TASK INSTRUCTIONS>
Give every entry again, unchanged, and leave its images out.

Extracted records
--------------------------------------------------

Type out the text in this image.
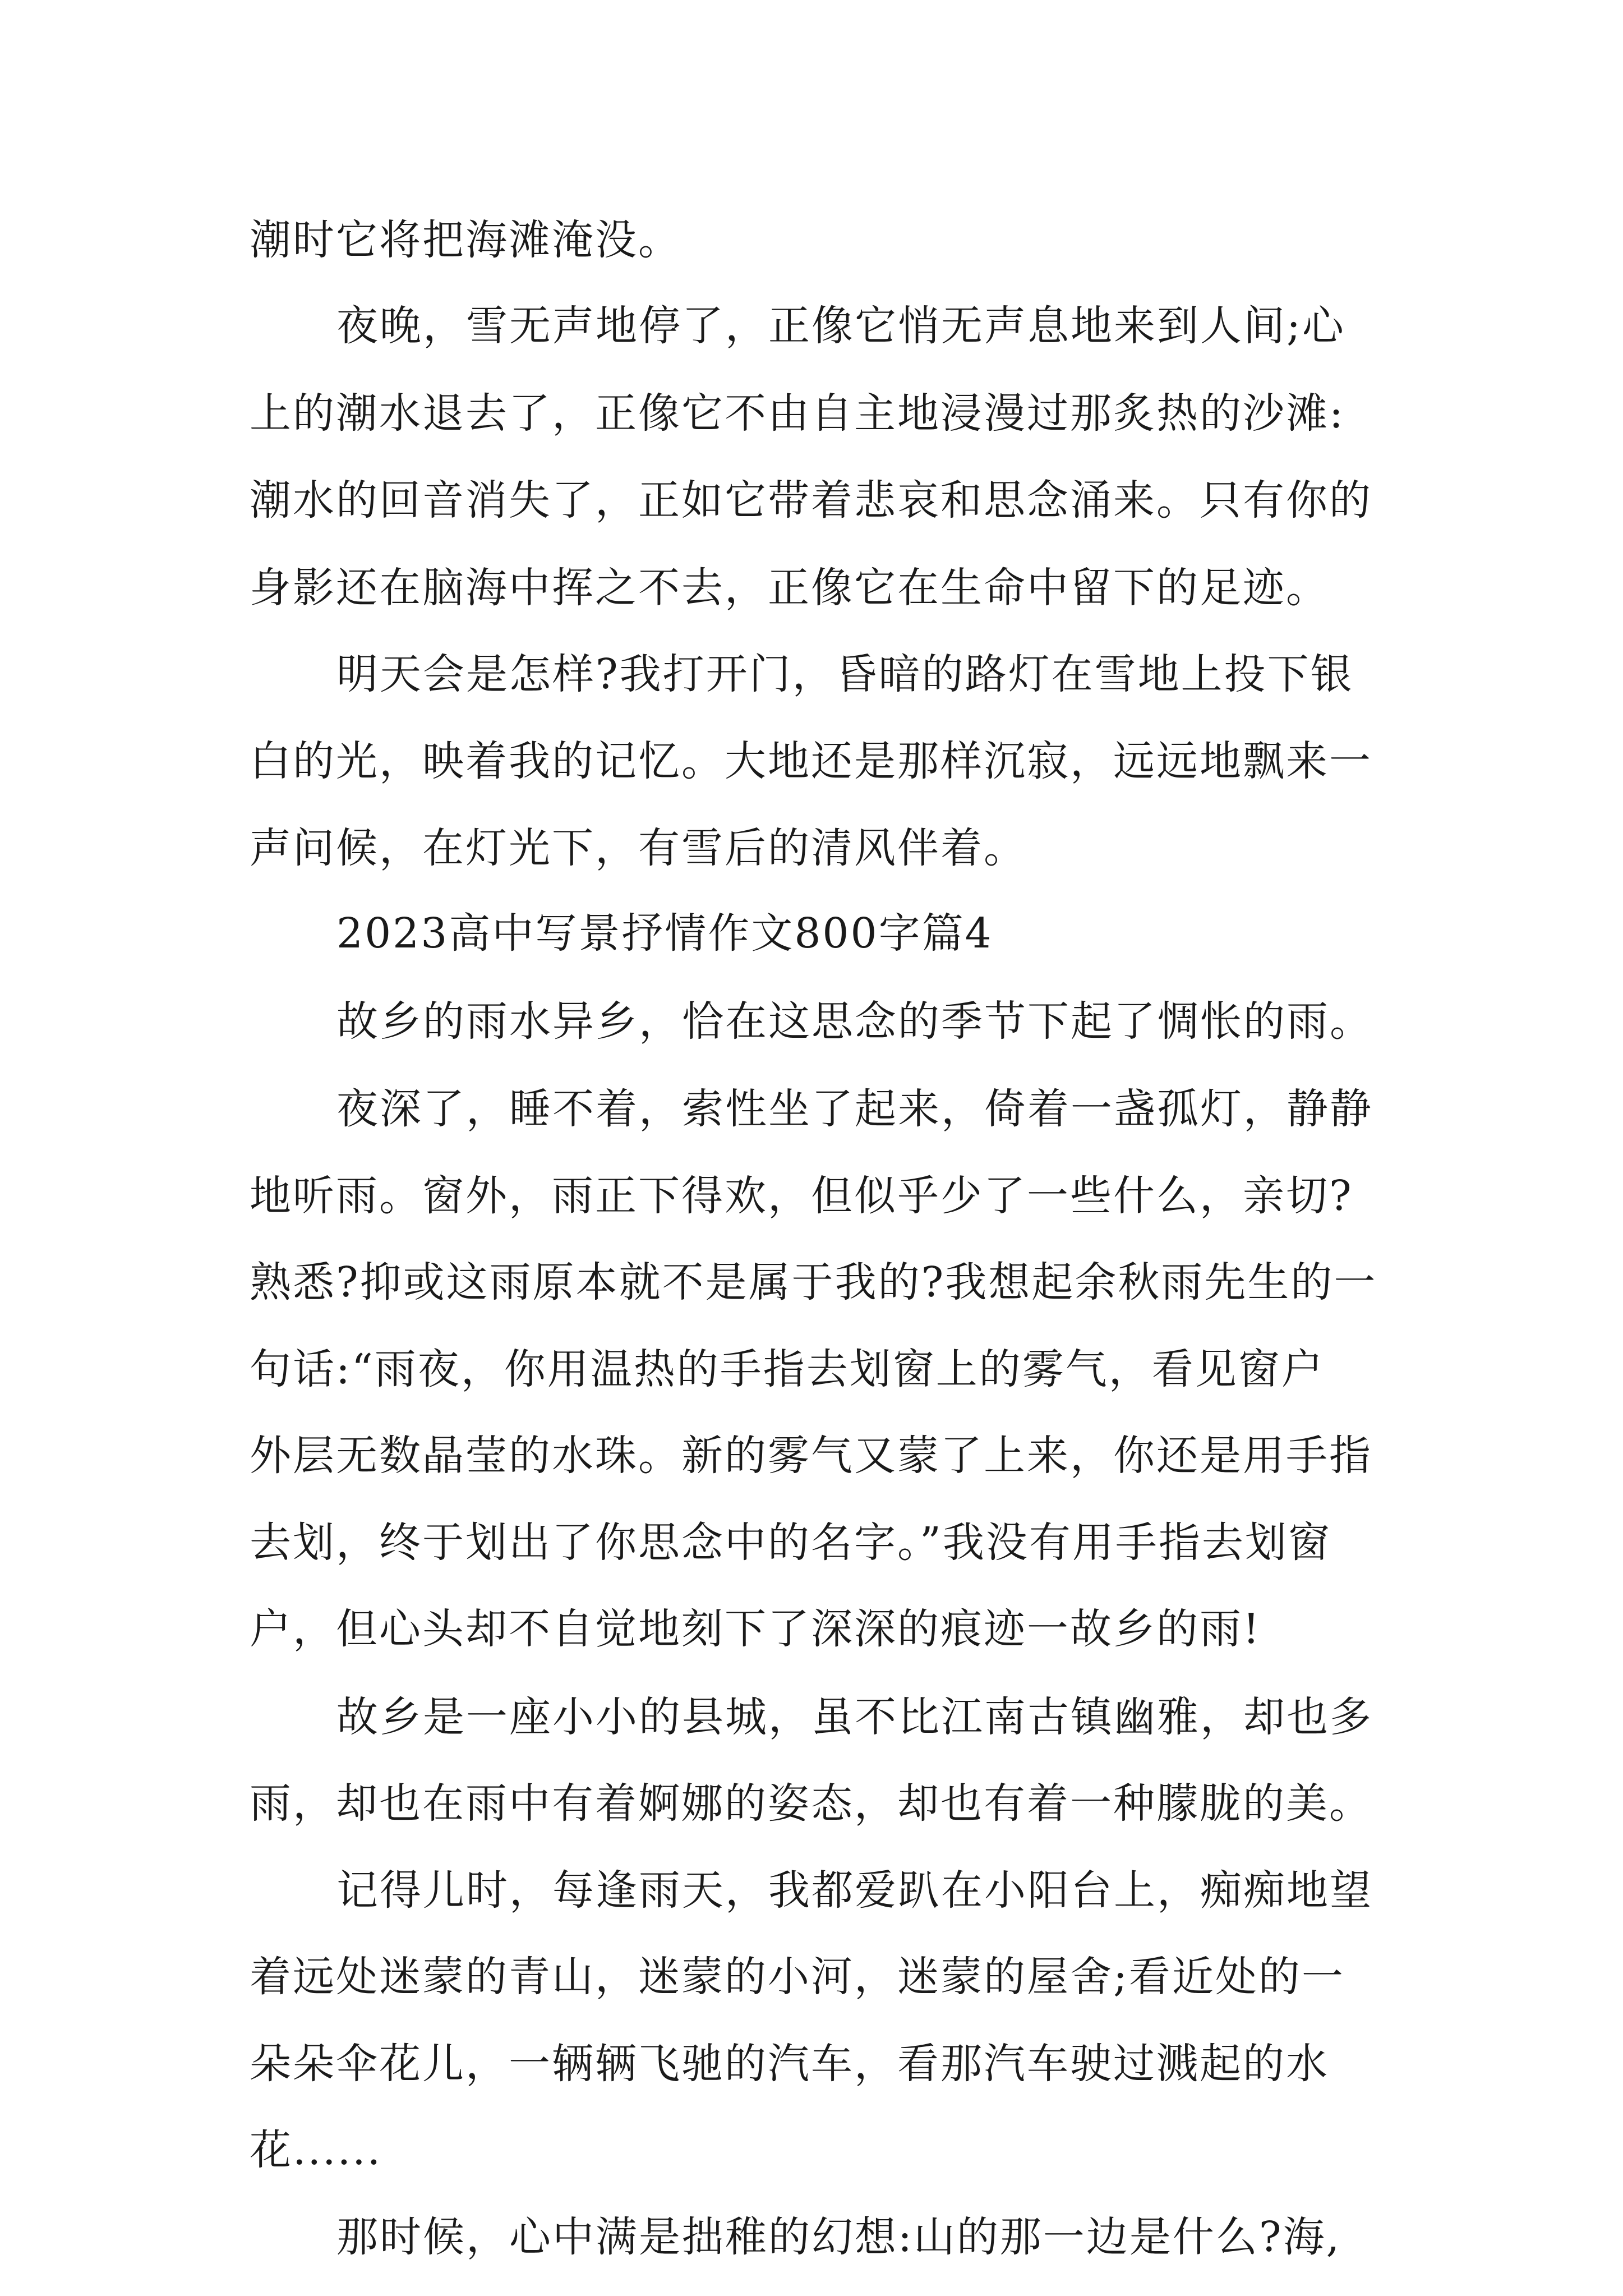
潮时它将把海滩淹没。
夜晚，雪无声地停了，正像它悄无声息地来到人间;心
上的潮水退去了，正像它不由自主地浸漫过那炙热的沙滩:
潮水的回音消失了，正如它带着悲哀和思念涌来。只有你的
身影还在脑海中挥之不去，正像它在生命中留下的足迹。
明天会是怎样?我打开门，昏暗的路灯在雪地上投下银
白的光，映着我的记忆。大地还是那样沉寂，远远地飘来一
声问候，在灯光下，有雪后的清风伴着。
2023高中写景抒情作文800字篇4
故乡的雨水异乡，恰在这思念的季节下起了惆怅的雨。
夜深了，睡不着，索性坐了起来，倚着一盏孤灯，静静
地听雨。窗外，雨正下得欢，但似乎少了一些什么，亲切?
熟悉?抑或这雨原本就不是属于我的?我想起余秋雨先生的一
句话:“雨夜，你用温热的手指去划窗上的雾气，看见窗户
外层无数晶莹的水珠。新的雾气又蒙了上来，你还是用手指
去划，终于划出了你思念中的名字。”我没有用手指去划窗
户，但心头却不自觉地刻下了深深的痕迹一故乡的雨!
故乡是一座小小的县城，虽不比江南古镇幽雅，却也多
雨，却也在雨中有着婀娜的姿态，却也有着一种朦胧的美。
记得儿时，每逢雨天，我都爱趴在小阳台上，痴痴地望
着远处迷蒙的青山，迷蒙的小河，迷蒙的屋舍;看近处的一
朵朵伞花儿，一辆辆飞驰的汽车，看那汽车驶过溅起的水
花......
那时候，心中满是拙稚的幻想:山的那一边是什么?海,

--------------------------------------------------

PROBLEM SOLUTION>
Type out the text in this image.
潮时它将把海滩淹没。
夜晚，雪无声地停了，正像它悄无声息地来到人间;心
上的潮水退去了，正像它不由自主地浸漫过那炙热的沙滩:
潮水的回音消失了，正如它带着悲哀和思念涌来。只有你的
身影还在脑海中挥之不去，正像它在生命中留下的足迹。
明天会是怎样?我打开门，昏暗的路灯在雪地上投下银
白的光，映着我的记忆。大地还是那样沉寂，远远地飘来一
声问候，在灯光下，有雪后的清风伴着。
2023高中写景抒情作文800字篇4
故乡的雨水异乡，恰在这思念的季节下起了惆怅的雨。
夜深了，睡不着，索性坐了起来，倚着一盏孤灯，静静
地听雨。窗外，雨正下得欢，但似乎少了一些什么，亲切?
熟悉?抑或这雨原本就不是属于我的?我想起余秋雨先生的一
句话:“雨夜，你用温热的手指去划窗上的雾气，看见窗户
外层无数晶莹的水珠。新的雾气又蒙了上来，你还是用手指
去划，终于划出了你思念中的名字。”我没有用手指去划窗
户，但心头却不自觉地刻下了深深的痕迹一故乡的雨!
故乡是一座小小的县城，虽不比江南古镇幽雅，却也多
雨，却也在雨中有着婀娜的姿态，却也有着一种朦胧的美。
记得儿时，每逢雨天，我都爱趴在小阳台上，痴痴地望
着远处迷蒙的青山，迷蒙的小河，迷蒙的屋舍;看近处的一
朵朵伞花儿，一辆辆飞驰的汽车，看那汽车驶过溅起的水
花......
那时候，心中满是拙稚的幻想:山的那一边是什么?海,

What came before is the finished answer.